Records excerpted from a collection

---+---

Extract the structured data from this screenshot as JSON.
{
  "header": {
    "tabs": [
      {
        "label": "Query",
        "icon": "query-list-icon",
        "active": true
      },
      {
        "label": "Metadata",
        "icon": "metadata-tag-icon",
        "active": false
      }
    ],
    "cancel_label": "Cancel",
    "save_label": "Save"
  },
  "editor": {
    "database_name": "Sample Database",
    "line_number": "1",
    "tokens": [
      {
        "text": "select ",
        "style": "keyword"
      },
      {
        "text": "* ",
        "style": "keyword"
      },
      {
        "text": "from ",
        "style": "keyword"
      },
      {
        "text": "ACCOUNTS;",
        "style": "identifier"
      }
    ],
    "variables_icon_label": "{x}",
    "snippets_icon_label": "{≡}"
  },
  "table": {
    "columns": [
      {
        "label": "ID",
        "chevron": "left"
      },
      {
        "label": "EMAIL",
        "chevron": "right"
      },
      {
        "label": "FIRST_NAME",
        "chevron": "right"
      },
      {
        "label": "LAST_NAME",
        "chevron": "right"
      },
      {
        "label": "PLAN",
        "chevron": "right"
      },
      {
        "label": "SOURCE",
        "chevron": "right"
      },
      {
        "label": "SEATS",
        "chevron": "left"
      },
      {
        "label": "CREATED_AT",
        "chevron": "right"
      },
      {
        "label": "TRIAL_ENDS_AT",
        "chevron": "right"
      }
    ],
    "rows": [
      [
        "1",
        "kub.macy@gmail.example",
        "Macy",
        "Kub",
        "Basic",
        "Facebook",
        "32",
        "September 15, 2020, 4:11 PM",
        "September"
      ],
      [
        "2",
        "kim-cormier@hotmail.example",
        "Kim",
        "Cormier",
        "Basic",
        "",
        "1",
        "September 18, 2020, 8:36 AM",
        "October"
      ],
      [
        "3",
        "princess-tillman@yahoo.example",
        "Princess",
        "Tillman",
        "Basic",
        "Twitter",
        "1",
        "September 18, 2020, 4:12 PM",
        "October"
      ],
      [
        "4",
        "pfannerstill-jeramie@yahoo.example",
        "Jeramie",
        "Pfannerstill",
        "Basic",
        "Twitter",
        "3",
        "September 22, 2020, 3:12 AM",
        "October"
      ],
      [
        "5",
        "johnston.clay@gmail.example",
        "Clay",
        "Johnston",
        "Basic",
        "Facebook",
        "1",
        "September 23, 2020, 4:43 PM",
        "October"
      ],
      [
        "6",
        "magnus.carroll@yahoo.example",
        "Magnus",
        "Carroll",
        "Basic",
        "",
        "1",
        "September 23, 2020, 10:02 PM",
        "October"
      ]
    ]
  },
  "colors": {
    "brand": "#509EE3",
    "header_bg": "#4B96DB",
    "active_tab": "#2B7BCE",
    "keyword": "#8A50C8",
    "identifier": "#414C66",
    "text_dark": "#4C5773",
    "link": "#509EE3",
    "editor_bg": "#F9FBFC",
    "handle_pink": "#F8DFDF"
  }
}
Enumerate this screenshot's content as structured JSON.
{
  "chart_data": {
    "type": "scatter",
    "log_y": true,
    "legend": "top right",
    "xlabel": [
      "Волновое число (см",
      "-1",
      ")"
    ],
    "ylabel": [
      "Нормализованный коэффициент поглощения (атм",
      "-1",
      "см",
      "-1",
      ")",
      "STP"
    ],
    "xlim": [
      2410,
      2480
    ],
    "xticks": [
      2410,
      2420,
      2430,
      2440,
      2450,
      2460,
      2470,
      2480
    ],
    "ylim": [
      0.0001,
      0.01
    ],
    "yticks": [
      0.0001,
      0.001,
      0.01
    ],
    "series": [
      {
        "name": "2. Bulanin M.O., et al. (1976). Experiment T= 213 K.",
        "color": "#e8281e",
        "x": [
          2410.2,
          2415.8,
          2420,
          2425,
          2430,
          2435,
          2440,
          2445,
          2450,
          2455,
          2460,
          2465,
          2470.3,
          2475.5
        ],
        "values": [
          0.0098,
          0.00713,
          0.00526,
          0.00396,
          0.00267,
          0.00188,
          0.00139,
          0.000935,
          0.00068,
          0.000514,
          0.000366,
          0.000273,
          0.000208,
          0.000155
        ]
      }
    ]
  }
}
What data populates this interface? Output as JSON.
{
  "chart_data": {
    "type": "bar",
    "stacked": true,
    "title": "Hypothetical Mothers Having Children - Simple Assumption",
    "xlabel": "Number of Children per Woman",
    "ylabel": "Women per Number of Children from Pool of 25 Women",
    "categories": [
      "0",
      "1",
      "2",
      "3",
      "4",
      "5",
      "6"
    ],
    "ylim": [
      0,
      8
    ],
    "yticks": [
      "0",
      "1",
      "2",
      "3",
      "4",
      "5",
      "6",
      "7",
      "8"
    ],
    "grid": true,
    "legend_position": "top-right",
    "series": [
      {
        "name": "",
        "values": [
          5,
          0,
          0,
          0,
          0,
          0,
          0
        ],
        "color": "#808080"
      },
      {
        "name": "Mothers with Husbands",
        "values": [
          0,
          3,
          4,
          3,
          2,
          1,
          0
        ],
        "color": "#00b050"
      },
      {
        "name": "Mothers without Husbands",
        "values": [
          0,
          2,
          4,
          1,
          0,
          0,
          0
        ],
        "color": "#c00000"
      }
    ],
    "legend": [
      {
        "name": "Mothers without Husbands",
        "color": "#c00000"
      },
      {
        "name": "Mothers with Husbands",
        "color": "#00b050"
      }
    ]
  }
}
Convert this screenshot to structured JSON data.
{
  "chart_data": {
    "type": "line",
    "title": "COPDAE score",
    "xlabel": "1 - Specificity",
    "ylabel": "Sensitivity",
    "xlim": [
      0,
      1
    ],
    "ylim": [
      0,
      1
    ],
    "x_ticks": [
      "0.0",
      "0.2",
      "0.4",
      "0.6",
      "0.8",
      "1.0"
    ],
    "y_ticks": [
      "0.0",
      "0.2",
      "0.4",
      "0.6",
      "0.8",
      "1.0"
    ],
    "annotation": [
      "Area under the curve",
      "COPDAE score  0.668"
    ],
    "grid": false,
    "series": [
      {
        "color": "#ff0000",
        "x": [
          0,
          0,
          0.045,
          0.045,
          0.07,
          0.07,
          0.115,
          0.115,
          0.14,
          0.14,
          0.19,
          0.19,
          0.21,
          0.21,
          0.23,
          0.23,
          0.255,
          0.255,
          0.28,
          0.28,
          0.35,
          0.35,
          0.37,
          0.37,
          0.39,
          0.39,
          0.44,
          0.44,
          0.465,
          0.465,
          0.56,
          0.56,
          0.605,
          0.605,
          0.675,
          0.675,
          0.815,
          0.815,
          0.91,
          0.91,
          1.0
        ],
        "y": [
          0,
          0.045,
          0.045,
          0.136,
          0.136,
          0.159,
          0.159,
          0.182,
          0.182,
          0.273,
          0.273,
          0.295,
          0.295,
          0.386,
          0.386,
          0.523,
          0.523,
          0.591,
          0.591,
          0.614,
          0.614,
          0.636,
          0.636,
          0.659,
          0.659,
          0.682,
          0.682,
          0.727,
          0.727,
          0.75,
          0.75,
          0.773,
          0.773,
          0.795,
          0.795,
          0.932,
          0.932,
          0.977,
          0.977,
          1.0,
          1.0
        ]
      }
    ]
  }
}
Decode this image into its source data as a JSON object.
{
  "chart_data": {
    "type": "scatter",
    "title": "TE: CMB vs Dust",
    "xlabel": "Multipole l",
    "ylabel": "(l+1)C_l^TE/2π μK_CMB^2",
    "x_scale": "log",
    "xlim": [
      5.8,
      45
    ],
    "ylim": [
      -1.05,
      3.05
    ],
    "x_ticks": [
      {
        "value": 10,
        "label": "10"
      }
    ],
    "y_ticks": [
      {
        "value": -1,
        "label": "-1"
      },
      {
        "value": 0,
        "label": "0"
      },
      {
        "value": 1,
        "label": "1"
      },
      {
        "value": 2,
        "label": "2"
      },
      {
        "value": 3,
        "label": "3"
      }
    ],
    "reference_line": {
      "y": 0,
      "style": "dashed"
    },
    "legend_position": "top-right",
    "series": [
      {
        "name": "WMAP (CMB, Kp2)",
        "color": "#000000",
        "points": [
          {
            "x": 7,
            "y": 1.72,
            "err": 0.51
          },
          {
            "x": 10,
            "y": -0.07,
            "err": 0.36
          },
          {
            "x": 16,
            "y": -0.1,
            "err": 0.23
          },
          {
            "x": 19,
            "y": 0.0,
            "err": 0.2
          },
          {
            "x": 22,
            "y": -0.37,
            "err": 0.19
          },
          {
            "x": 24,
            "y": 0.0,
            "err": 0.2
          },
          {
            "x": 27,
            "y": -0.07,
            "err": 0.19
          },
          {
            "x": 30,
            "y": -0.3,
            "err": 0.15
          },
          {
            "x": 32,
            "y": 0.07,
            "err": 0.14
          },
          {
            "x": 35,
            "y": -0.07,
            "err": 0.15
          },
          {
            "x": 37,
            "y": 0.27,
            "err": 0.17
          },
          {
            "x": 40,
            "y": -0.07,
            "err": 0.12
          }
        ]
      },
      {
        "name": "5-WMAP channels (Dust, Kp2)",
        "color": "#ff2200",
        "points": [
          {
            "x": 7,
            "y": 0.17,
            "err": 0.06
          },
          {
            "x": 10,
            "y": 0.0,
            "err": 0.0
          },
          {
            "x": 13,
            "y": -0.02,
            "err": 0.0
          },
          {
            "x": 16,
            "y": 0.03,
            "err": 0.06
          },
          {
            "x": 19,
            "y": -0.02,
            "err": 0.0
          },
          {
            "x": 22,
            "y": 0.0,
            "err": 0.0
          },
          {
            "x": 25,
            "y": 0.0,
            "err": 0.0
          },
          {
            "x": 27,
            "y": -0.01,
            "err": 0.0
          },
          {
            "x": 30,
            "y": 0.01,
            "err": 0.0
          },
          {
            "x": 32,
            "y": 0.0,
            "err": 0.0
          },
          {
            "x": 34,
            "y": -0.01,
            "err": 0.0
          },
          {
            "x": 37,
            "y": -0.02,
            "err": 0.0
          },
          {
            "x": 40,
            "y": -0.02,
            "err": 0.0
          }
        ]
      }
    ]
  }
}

---+---

#### OBJECTIVE
Check every line of the data above for the string "title", and copy those that have it.

#### OUTPUT OF THE TASK
    "title": "Hypothetical Mothers Having Children - Simple Assumption",
    "title": "COPDAE score",
    "title": "TE: CMB vs Dust",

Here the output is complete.